------ Data lines ------

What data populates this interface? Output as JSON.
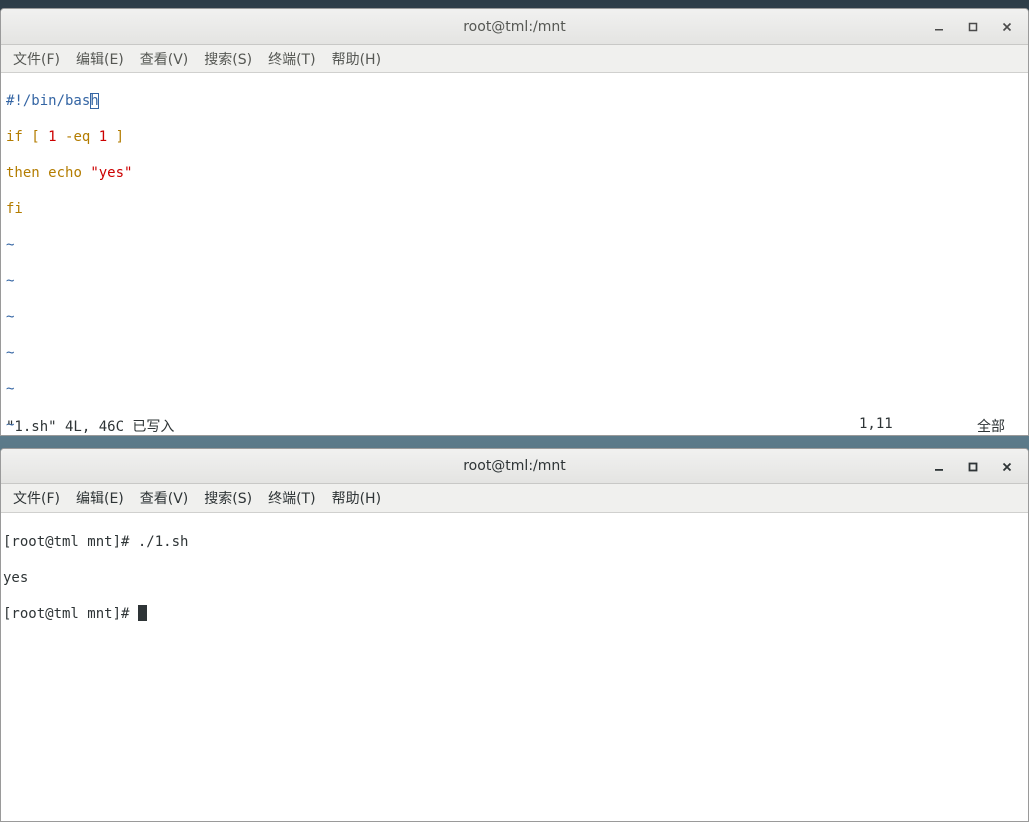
{
  "editor_window": {
    "title": "root@tml:/mnt",
    "menu": [
      "文件(F)",
      "编辑(E)",
      "查看(V)",
      "搜索(S)",
      "终端(T)",
      "帮助(H)"
    ],
    "code": {
      "shebang_before_cursor": "#!/bin/bas",
      "shebang_cursor_char": "h",
      "line2_kw": "if",
      "line2_bracket_open": "[",
      "line2_num1": "1",
      "line2_op": "-eq",
      "line2_num2": "1",
      "line2_bracket_close": "]",
      "line3_kw": "then",
      "line3_cmd": "echo",
      "line3_str": "\"yes\"",
      "line4_kw": "fi",
      "tilde": "~"
    },
    "status": {
      "file_info": "\"1.sh\" 4L, 46C 已写入",
      "position": "1,11",
      "scroll": "全部"
    }
  },
  "shell_window": {
    "title": "root@tml:/mnt",
    "menu": [
      "文件(F)",
      "编辑(E)",
      "查看(V)",
      "搜索(S)",
      "终端(T)",
      "帮助(H)"
    ],
    "lines": {
      "prompt1": "[root@tml mnt]# ",
      "command1": "./1.sh",
      "output1": "yes",
      "prompt2": "[root@tml mnt]# "
    }
  },
  "icons": {
    "minimize": "minimize-icon",
    "maximize": "maximize-icon",
    "close": "close-icon"
  }
}
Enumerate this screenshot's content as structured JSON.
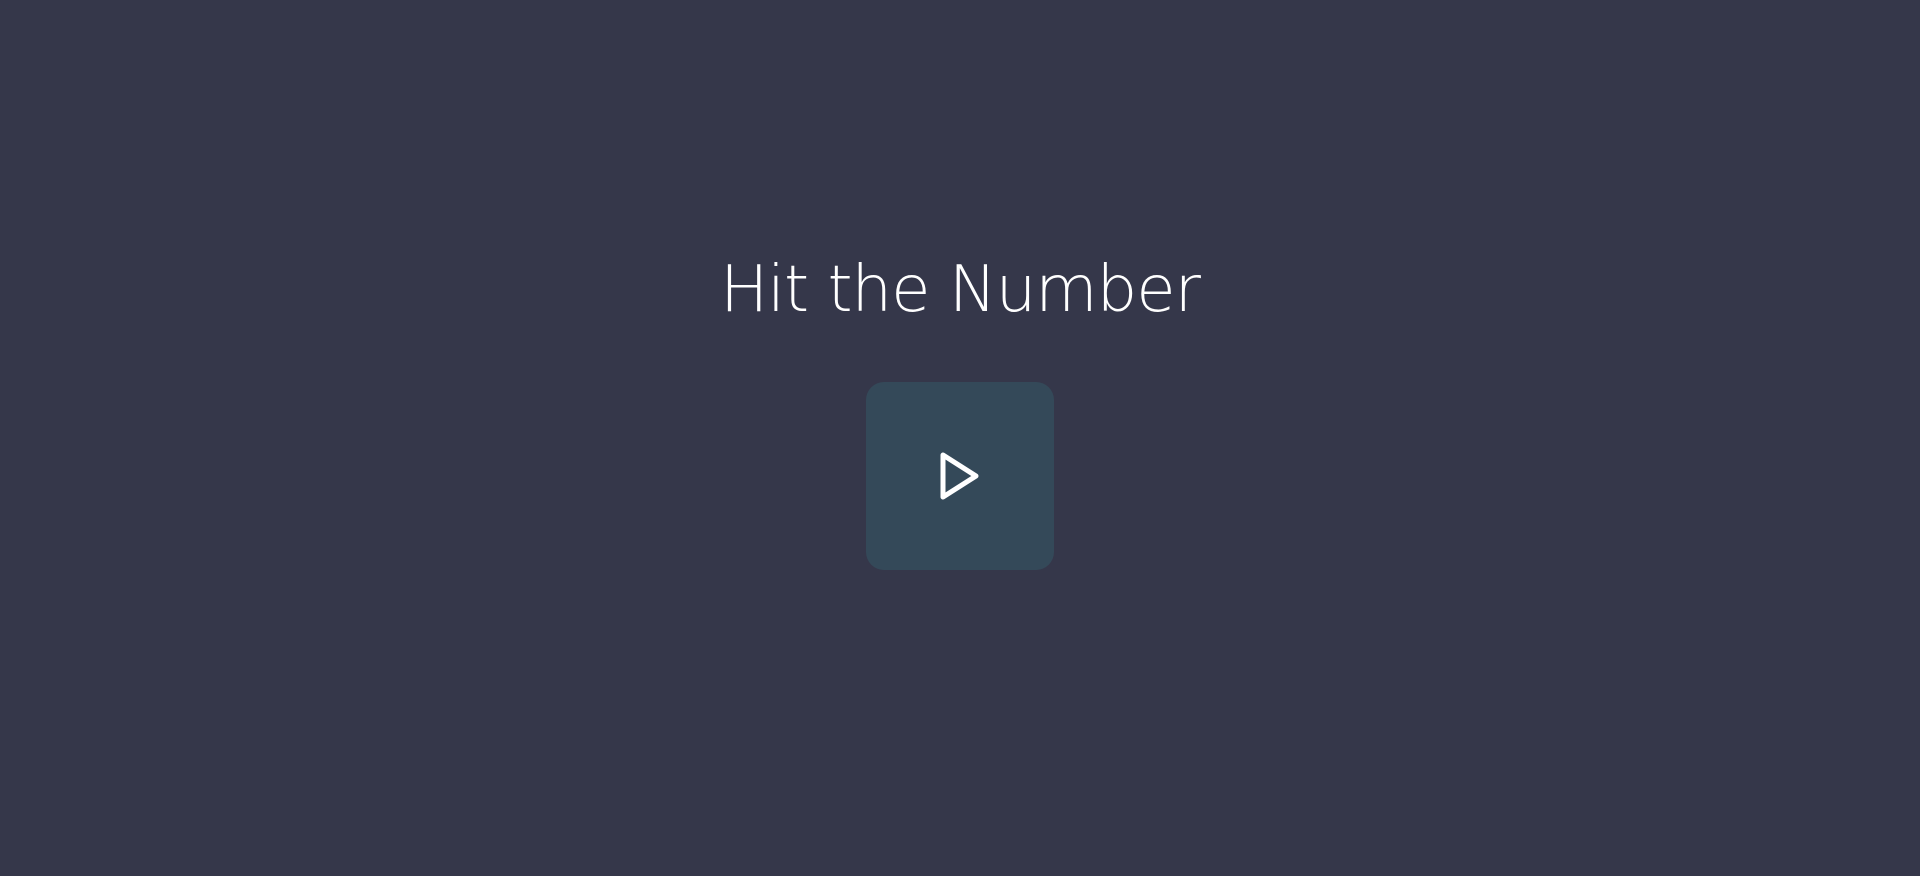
{
  "game": {
    "title": "Hit the Number"
  },
  "play_button": {
    "icon": "play-icon"
  },
  "colors": {
    "background": "#35374a",
    "button_background": "#344959",
    "foreground": "#ffffff"
  }
}
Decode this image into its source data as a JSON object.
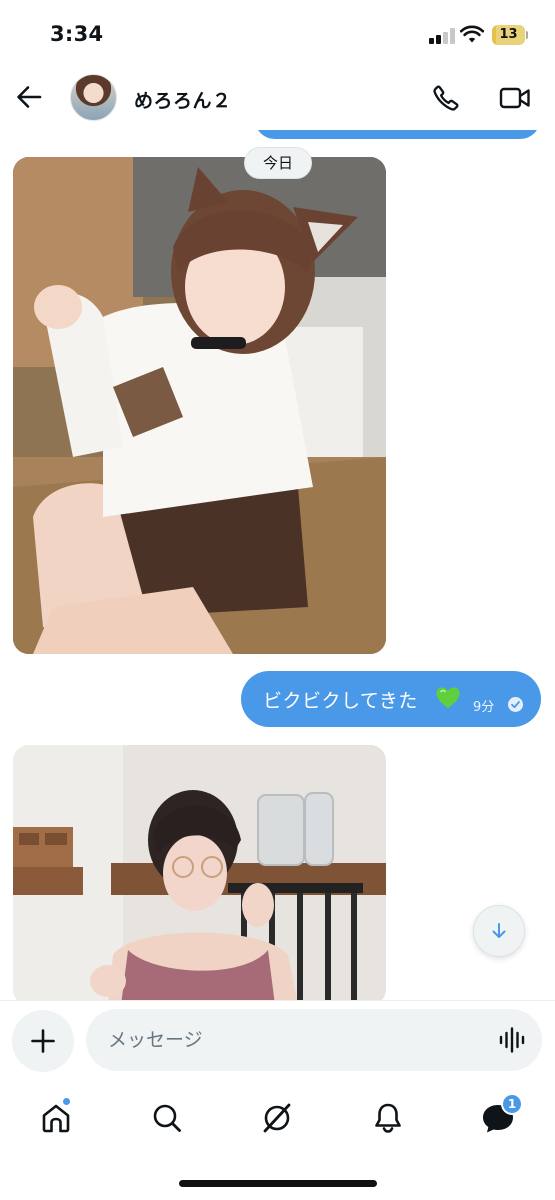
{
  "status_bar": {
    "time": "3:34",
    "battery_level": "13",
    "battery_percent": 13,
    "battery_color": "#e2c24c",
    "signal_bars_active": 2,
    "signal_bars_total": 4
  },
  "header": {
    "contact_name": "めろろん２",
    "icons": [
      "arrow-left-icon",
      "phone-icon",
      "video-camera-icon"
    ]
  },
  "chat": {
    "date_separator": "今日",
    "messages": [
      {
        "type": "image",
        "direction": "incoming"
      },
      {
        "type": "text",
        "direction": "outgoing",
        "text": "ビクビクしてきた",
        "emoji": "green-heart",
        "time": "9分",
        "status": "sent"
      },
      {
        "type": "image",
        "direction": "incoming"
      }
    ]
  },
  "composer": {
    "placeholder": "メッセージ"
  },
  "nav": {
    "items": [
      {
        "name": "home",
        "icon": "home-icon",
        "has_dot": true
      },
      {
        "name": "search",
        "icon": "search-icon"
      },
      {
        "name": "grok",
        "icon": "grok-icon"
      },
      {
        "name": "notifications",
        "icon": "bell-icon"
      },
      {
        "name": "messages",
        "icon": "envelope-bubble-icon",
        "badge": "1"
      }
    ]
  },
  "colors": {
    "accent": "#4a99e9",
    "input_bg": "#eff3f4",
    "text": "#0f1419",
    "placeholder": "#687684"
  }
}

------

**Short task:** Excluding the pictures, reproduce every entry exactly as given.

**Expected answer:**
What data populates this interface? Output as JSON.
{
  "editor_window": {
    "title": "root@tml:/mnt",
    "menu": [
      "文件(F)",
      "编辑(E)",
      "查看(V)",
      "搜索(S)",
      "终端(T)",
      "帮助(H)"
    ],
    "code": {
      "shebang_before_cursor": "#!/bin/bas",
      "shebang_cursor_char": "h",
      "line2_kw": "if",
      "line2_bracket_open": "[",
      "line2_num1": "1",
      "line2_op": "-eq",
      "line2_num2": "1",
      "line2_bracket_close": "]",
      "line3_kw": "then",
      "line3_cmd": "echo",
      "line3_str": "\"yes\"",
      "line4_kw": "fi",
      "tilde": "~"
    },
    "status": {
      "file_info": "\"1.sh\" 4L, 46C 已写入",
      "position": "1,11",
      "scroll": "全部"
    }
  },
  "shell_window": {
    "title": "root@tml:/mnt",
    "menu": [
      "文件(F)",
      "编辑(E)",
      "查看(V)",
      "搜索(S)",
      "终端(T)",
      "帮助(H)"
    ],
    "lines": {
      "prompt1": "[root@tml mnt]# ",
      "command1": "./1.sh",
      "output1": "yes",
      "prompt2": "[root@tml mnt]# "
    }
  },
  "icons": {
    "minimize": "minimize-icon",
    "maximize": "maximize-icon",
    "close": "close-icon"
  }
}
Enumerate this screenshot's content as structured JSON.
{
  "game": {
    "title": "Hit the Number"
  },
  "play_button": {
    "icon": "play-icon"
  },
  "colors": {
    "background": "#35374a",
    "button_background": "#344959",
    "foreground": "#ffffff"
  }
}
Decode this image into its source data as a JSON object.
{
  "status_bar": {
    "time": "3:34",
    "battery_level": "13",
    "battery_percent": 13,
    "battery_color": "#e2c24c",
    "signal_bars_active": 2,
    "signal_bars_total": 4
  },
  "header": {
    "contact_name": "めろろん２",
    "icons": [
      "arrow-left-icon",
      "phone-icon",
      "video-camera-icon"
    ]
  },
  "chat": {
    "date_separator": "今日",
    "messages": [
      {
        "type": "image",
        "direction": "incoming"
      },
      {
        "type": "text",
        "direction": "outgoing",
        "text": "ビクビクしてきた",
        "emoji": "green-heart",
        "time": "9分",
        "status": "sent"
      },
      {
        "type": "image",
        "direction": "incoming"
      }
    ]
  },
  "composer": {
    "placeholder": "メッセージ"
  },
  "nav": {
    "items": [
      {
        "name": "home",
        "icon": "home-icon",
        "has_dot": true
      },
      {
        "name": "search",
        "icon": "search-icon"
      },
      {
        "name": "grok",
        "icon": "grok-icon"
      },
      {
        "name": "notifications",
        "icon": "bell-icon"
      },
      {
        "name": "messages",
        "icon": "envelope-bubble-icon",
        "badge": "1"
      }
    ]
  },
  "colors": {
    "accent": "#4a99e9",
    "input_bg": "#eff3f4",
    "text": "#0f1419",
    "placeholder": "#687684"
  }
}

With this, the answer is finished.